> **STATED TASK**
Present each line of the entries below that holds the word "string".

★ ★ ★

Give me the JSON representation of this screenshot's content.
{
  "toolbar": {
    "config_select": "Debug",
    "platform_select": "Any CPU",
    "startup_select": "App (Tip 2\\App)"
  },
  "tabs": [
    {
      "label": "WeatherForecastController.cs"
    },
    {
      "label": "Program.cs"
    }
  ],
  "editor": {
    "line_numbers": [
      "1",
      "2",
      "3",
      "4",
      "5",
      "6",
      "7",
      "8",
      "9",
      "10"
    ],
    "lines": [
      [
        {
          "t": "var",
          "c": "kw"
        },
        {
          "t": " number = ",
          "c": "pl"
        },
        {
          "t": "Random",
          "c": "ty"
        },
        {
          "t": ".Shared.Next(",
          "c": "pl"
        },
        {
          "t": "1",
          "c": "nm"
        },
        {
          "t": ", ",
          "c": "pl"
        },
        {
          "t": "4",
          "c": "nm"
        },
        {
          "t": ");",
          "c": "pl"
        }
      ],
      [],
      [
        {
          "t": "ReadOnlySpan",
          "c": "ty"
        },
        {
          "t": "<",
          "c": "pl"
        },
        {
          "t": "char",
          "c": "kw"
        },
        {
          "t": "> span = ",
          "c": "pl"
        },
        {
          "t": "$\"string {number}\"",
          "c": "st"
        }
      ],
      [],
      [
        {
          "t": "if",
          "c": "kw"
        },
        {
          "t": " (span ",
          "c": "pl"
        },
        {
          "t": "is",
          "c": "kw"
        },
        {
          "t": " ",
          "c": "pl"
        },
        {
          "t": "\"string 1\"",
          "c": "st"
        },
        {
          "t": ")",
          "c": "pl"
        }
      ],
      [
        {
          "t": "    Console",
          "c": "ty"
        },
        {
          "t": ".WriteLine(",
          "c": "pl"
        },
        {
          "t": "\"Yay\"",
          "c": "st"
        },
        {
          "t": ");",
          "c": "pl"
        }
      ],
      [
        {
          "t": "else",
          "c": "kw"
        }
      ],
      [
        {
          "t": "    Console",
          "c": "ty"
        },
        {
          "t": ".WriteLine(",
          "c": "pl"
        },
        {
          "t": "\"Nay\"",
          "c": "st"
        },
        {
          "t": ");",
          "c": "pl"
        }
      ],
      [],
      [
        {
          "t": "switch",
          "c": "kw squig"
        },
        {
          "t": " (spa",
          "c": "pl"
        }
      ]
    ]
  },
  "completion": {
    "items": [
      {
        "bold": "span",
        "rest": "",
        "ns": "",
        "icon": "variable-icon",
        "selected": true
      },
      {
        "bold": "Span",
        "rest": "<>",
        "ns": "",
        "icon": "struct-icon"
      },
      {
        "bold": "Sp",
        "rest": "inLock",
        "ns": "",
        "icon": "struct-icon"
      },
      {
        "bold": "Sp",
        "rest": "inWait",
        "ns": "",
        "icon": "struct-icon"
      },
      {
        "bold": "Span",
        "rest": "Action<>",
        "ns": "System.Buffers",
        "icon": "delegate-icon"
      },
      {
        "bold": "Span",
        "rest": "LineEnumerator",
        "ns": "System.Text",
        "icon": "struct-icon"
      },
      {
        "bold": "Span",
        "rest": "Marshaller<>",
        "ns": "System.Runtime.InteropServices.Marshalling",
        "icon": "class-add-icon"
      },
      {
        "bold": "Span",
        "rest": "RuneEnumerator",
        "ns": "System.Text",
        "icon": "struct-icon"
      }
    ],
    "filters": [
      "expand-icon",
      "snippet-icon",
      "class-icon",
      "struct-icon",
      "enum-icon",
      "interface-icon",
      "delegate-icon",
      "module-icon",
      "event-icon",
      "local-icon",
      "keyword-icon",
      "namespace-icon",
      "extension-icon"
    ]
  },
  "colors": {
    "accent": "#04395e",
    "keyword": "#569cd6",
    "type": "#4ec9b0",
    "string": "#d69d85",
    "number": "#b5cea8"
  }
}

★ ★ ★

> **OUTPUT FOR THIS EXERCISE**
          "t": "$\"string {number}\"",
          "t": "\"string 1\"",
    "string": "#d69d85",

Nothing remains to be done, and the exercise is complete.